* Begin *

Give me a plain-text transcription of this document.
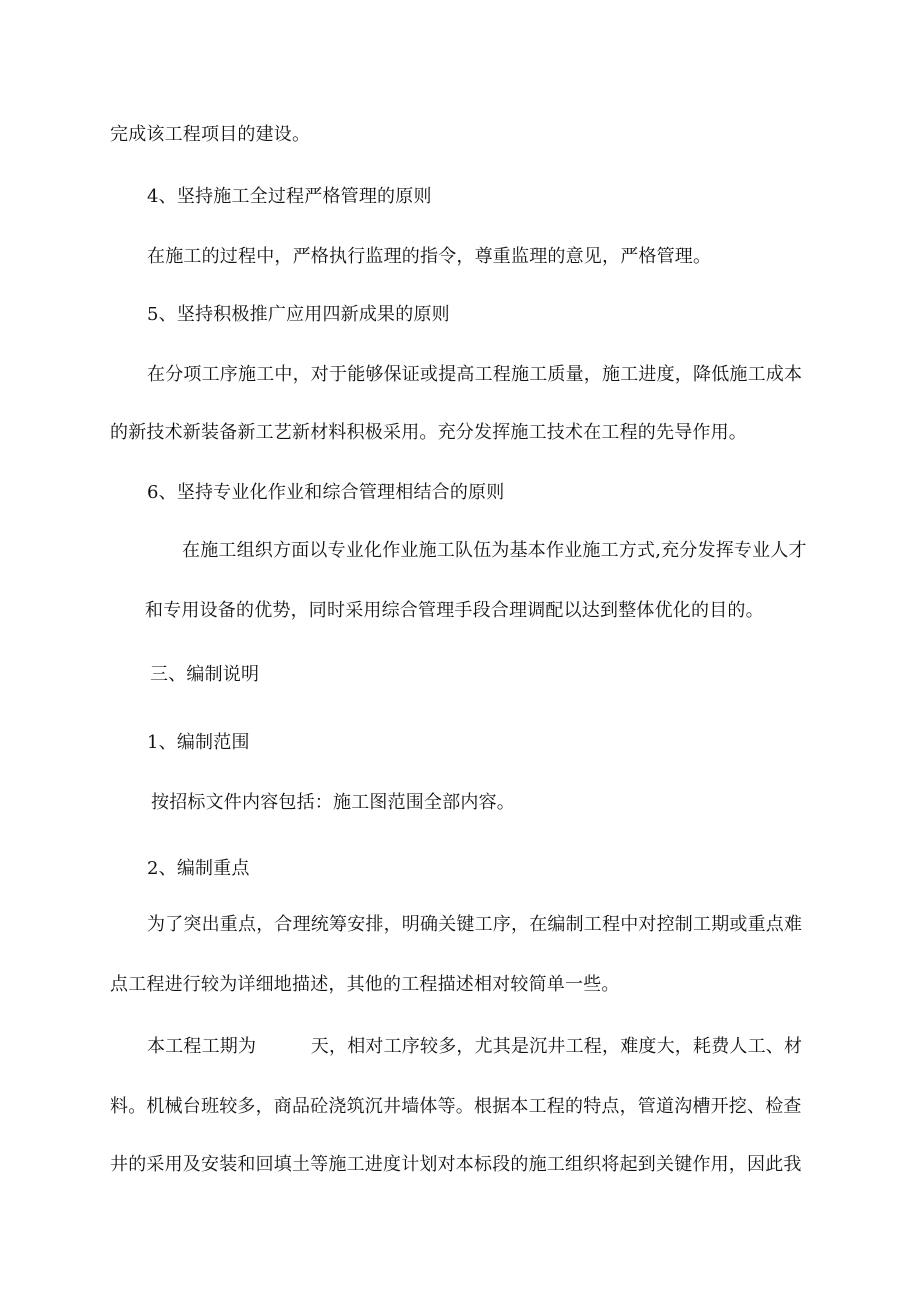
完成该工程项目的建设。
4、坚持施工全过程严格管理的原则
在施工的过程中，严格执行监理的指令，尊重监理的意见，严格管理。
5、坚持积极推广应用四新成果的原则
在分项工序施工中，对于能够保证或提高工程施工质量，施工进度，降低施工成本
的新技术新装备新工艺新材料积极采用。充分发挥施工技术在工程的先导作用。
6、坚持专业化作业和综合管理相结合的原则
在施工组织方面以专业化作业施工队伍为基本作业施工方式,充分发挥专业人才
和专用设备的优势，同时采用综合管理手段合理调配以达到整体优化的目的。
三、编制说明
1、编制范围
按招标文件内容包括：施工图范围全部内容。
2、编制重点
为了突出重点，合理统筹安排，明确关键工序，在编制工程中对控制工期或重点难
点工程进行较为详细地描述，其他的工程描述相对较简单一些。
本工程工期为　　　天，相对工序较多，尤其是沉井工程，难度大，耗费人工、材
料。机械台班较多，商品砼浇筑沉井墙体等。根据本工程的特点，管道沟槽开挖、检查
井的采用及安装和回填土等施工进度计划对本标段的施工组织将起到关键作用，因此我
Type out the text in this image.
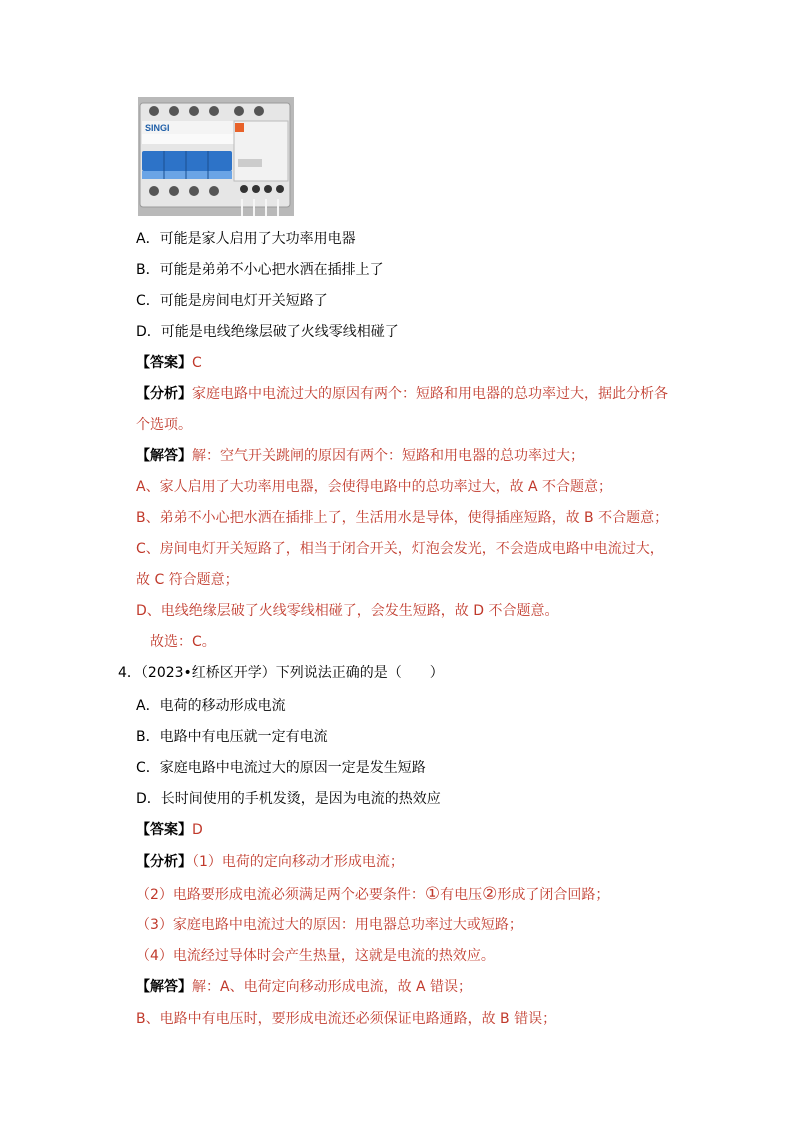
SINGI
A．可能是家人启用了大功率用电器
B．可能是弟弟不小心把水洒在插排上了
C．可能是房间电灯开关短路了
D．可能是电线绝缘层破了火线零线相碰了
【答案】C
【分析】家庭电路中电流过大的原因有两个：短路和用电器的总功率过大，据此分析各
个选项。
【解答】解：空气开关跳闸的原因有两个：短路和用电器的总功率过大；
A、家人启用了大功率用电器，会使得电路中的总功率过大，故 A 不合题意；
B、弟弟不小心把水洒在插排上了，生活用水是导体，使得插座短路，故 B 不合题意；
C、房间电灯开关短路了，相当于闭合开关，灯泡会发光，不会造成电路中电流过大，
故 C 符合题意；
D、电线绝缘层破了火线零线相碰了，会发生短路，故 D 不合题意。
故选：C。
4．（2023•红桥区开学）下列说法正确的是（　　）
A．电荷的移动形成电流
B．电路中有电压就一定有电流
C．家庭电路中电流过大的原因一定是发生短路
D．长时间使用的手机发烫，是因为电流的热效应
【答案】D
【分析】（1）电荷的定向移动才形成电流；
（2）电路要形成电流必须满足两个必要条件：①有电压②形成了闭合回路；
（3）家庭电路中电流过大的原因：用电器总功率过大或短路；
（4）电流经过导体时会产生热量，这就是电流的热效应。
【解答】解：A、电荷定向移动形成电流，故 A 错误；
B、电路中有电压时，要形成电流还必须保证电路通路，故 B 错误；
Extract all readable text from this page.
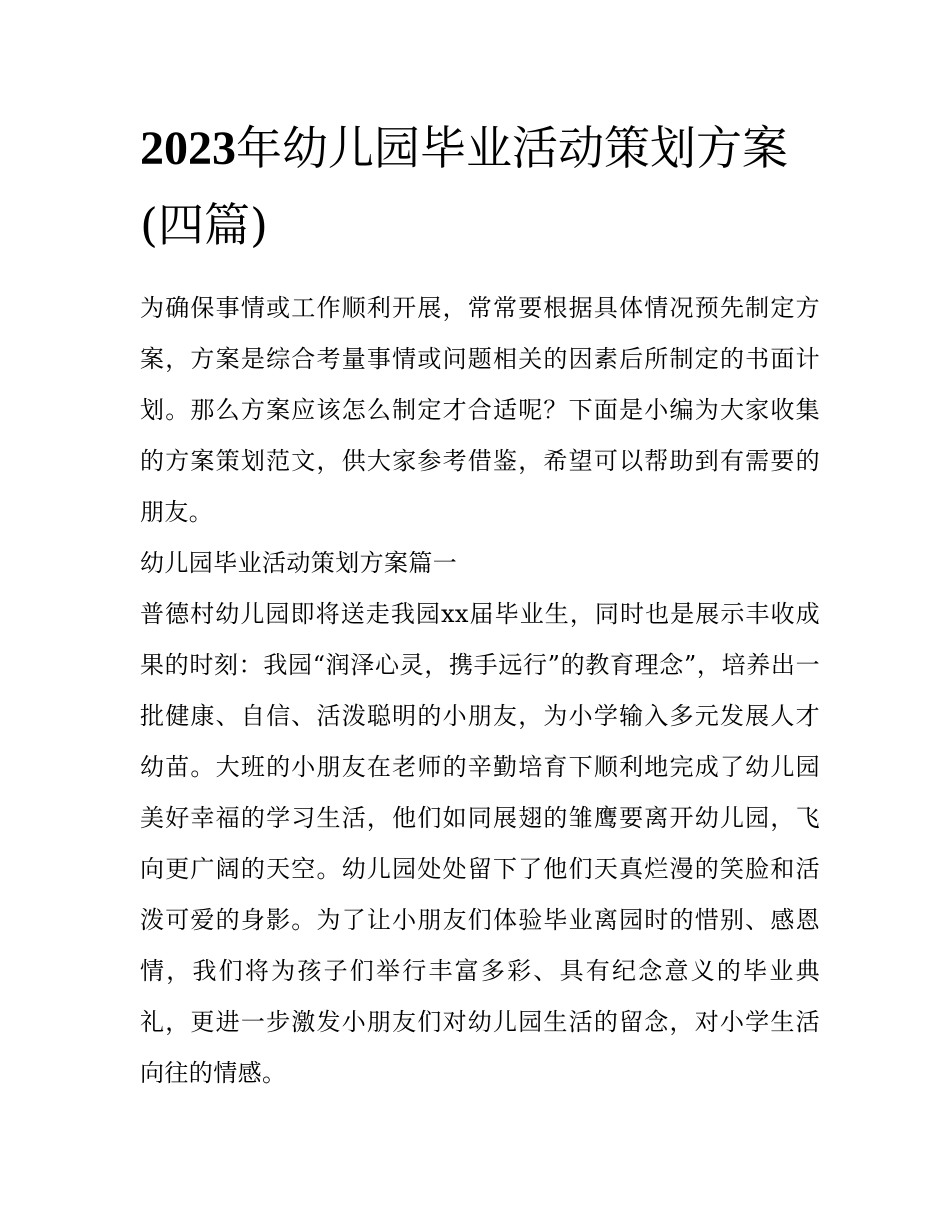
2023年幼儿园毕业活动策划方案(四篇)

为确保事情或工作顺利开展，常常要根据具体情况预先制定方案，方案是综合考量事情或问题相关的因素后所制定的书面计划。那么方案应该怎么制定才合适呢？下面是小编为大家收集的方案策划范文，供大家参考借鉴，希望可以帮助到有需要的朋友。

幼儿园毕业活动策划方案篇一

普德村幼儿园即将送走我园xx届毕业生，同时也是展示丰收成果的时刻：我园“润泽心灵，携手远行”的教育理念”，培养出一批健康、自信、活泼聪明的小朋友，为小学输入多元发展人才幼苗。大班的小朋友在老师的辛勤培育下顺利地完成了幼儿园美好幸福的学习生活，他们如同展翅的雏鹰要离开幼儿园，飞向更广阔的天空。幼儿园处处留下了他们天真烂漫的笑脸和活泼可爱的身影。为了让小朋友们体验毕业离园时的惜别、感恩情，我们将为孩子们举行丰富多彩、具有纪念意义的毕业典礼，更进一步激发小朋友们对幼儿园生活的留念，对小学生活向往的情感。
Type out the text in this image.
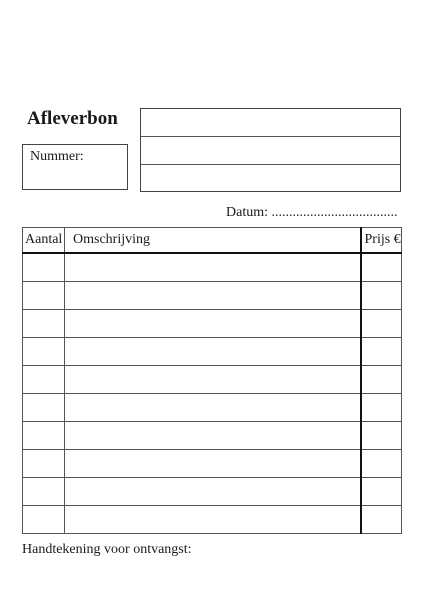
Afleverbon
Nummer:
Datum: ....................................
Aantal	Omschrijving	Prijs €

Handtekening voor ontvangst:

* End *

**Aim**
Repeat the records in full, exactly as they appear, without the pictures.

**Solution to this exercise**
Give me a plain-text transcription of this document.
完成该工程项目的建设。
4、坚持施工全过程严格管理的原则
在施工的过程中，严格执行监理的指令，尊重监理的意见，严格管理。
5、坚持积极推广应用四新成果的原则
在分项工序施工中，对于能够保证或提高工程施工质量，施工进度，降低施工成本
的新技术新装备新工艺新材料积极采用。充分发挥施工技术在工程的先导作用。
6、坚持专业化作业和综合管理相结合的原则
在施工组织方面以专业化作业施工队伍为基本作业施工方式,充分发挥专业人才
和专用设备的优势，同时采用综合管理手段合理调配以达到整体优化的目的。
三、编制说明
1、编制范围
按招标文件内容包括：施工图范围全部内容。
2、编制重点
为了突出重点，合理统筹安排，明确关键工序，在编制工程中对控制工期或重点难
点工程进行较为详细地描述，其他的工程描述相对较简单一些。
本工程工期为　　　天，相对工序较多，尤其是沉井工程，难度大，耗费人工、材
料。机械台班较多，商品砼浇筑沉井墙体等。根据本工程的特点，管道沟槽开挖、检查
井的采用及安装和回填土等施工进度计划对本标段的施工组织将起到关键作用，因此我
Type out the text in this image.
SINGI
A．可能是家人启用了大功率用电器
B．可能是弟弟不小心把水洒在插排上了
C．可能是房间电灯开关短路了
D．可能是电线绝缘层破了火线零线相碰了
【答案】C
【分析】家庭电路中电流过大的原因有两个：短路和用电器的总功率过大，据此分析各
个选项。
【解答】解：空气开关跳闸的原因有两个：短路和用电器的总功率过大；
A、家人启用了大功率用电器，会使得电路中的总功率过大，故 A 不合题意；
B、弟弟不小心把水洒在插排上了，生活用水是导体，使得插座短路，故 B 不合题意；
C、房间电灯开关短路了，相当于闭合开关，灯泡会发光，不会造成电路中电流过大，
故 C 符合题意；
D、电线绝缘层破了火线零线相碰了，会发生短路，故 D 不合题意。
故选：C。
4．（2023•红桥区开学）下列说法正确的是（　　）
A．电荷的移动形成电流
B．电路中有电压就一定有电流
C．家庭电路中电流过大的原因一定是发生短路
D．长时间使用的手机发烫，是因为电流的热效应
【答案】D
【分析】（1）电荷的定向移动才形成电流；
（2）电路要形成电流必须满足两个必要条件：①有电压②形成了闭合回路；
（3）家庭电路中电流过大的原因：用电器总功率过大或短路；
（4）电流经过导体时会产生热量，这就是电流的热效应。
【解答】解：A、电荷定向移动形成电流，故 A 错误；
B、电路中有电压时，要形成电流还必须保证电路通路，故 B 错误；
Extract all readable text from this page.
2023年幼儿园毕业活动策划方案(四篇)

为确保事情或工作顺利开展，常常要根据具体情况预先制定方案，方案是综合考量事情或问题相关的因素后所制定的书面计划。那么方案应该怎么制定才合适呢？下面是小编为大家收集的方案策划范文，供大家参考借鉴，希望可以帮助到有需要的朋友。

幼儿园毕业活动策划方案篇一

普德村幼儿园即将送走我园xx届毕业生，同时也是展示丰收成果的时刻：我园“润泽心灵，携手远行”的教育理念”，培养出一批健康、自信、活泼聪明的小朋友，为小学输入多元发展人才幼苗。大班的小朋友在老师的辛勤培育下顺利地完成了幼儿园美好幸福的学习生活，他们如同展翅的雏鹰要离开幼儿园，飞向更广阔的天空。幼儿园处处留下了他们天真烂漫的笑脸和活泼可爱的身影。为了让小朋友们体验毕业离园时的惜别、感恩情，我们将为孩子们举行丰富多彩、具有纪念意义的毕业典礼，更进一步激发小朋友们对幼儿园生活的留念，对小学生活向往的情感。
Type out the text in this image.
Afleverbon
Nummer:
Datum: ....................................
Aantal	Omschrijving	Prijs €

Handtekening voor ontvangst:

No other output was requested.